Leave out the pictures and return every entry exactly as it appears.

* Start DATA SHOWN *

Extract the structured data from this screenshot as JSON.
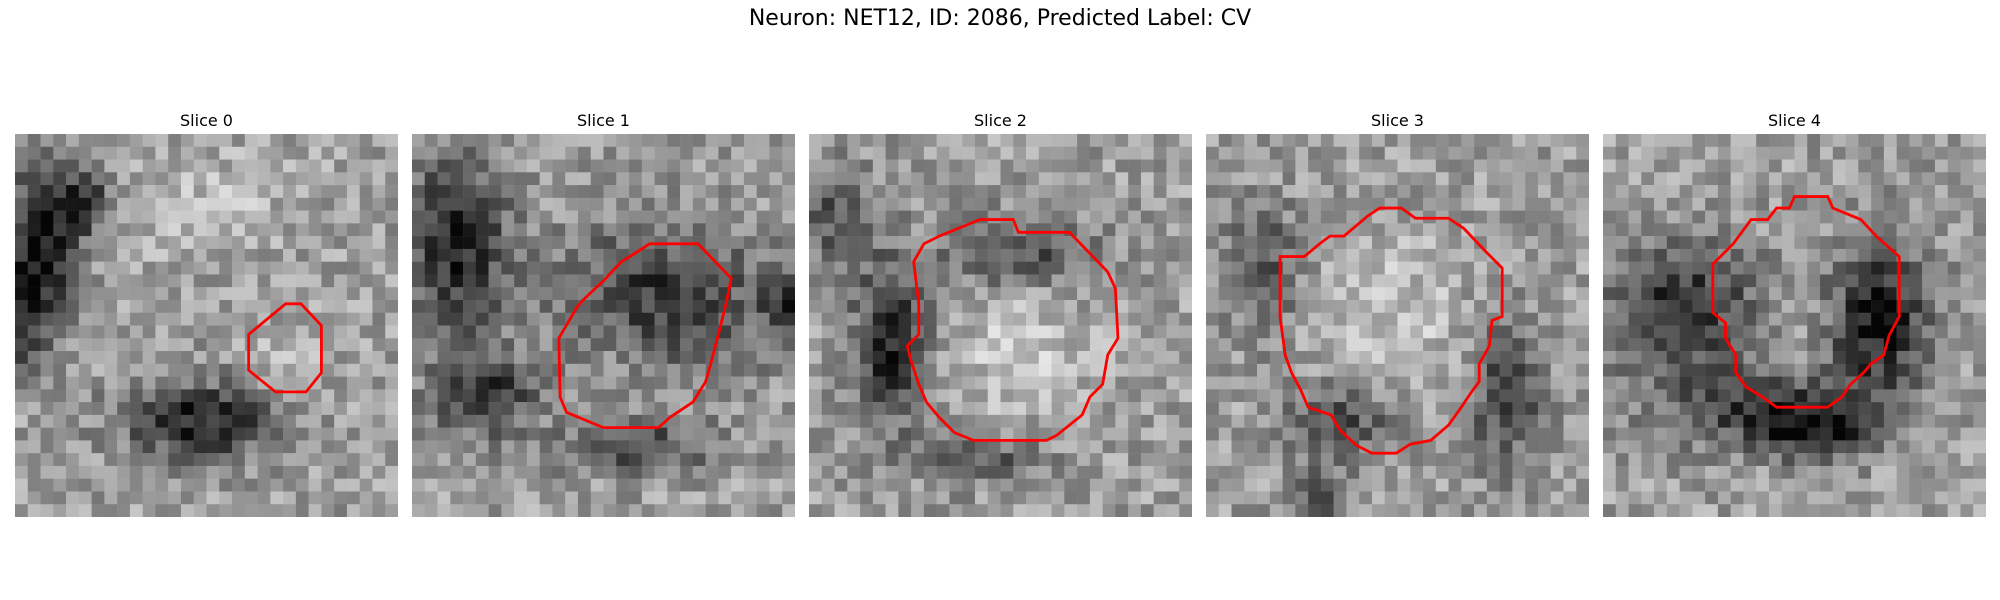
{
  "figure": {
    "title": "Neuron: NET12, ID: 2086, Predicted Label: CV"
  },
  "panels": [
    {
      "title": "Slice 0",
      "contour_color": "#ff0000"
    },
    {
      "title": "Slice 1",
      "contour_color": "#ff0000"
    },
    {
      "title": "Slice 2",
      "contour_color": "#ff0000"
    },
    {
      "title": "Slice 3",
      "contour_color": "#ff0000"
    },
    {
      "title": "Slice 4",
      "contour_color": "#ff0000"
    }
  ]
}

* End DATA SHOWN *

§ SOLUTION TO THIS TASK:
Extract the structured data from this screenshot as JSON.
{
  "figure": {
    "title": "Neuron: NET12, ID: 2086, Predicted Label: CV"
  },
  "panels": [
    {
      "title": "Slice 0",
      "contour_color": "#ff0000"
    },
    {
      "title": "Slice 1",
      "contour_color": "#ff0000"
    },
    {
      "title": "Slice 2",
      "contour_color": "#ff0000"
    },
    {
      "title": "Slice 3",
      "contour_color": "#ff0000"
    },
    {
      "title": "Slice 4",
      "contour_color": "#ff0000"
    }
  ]
}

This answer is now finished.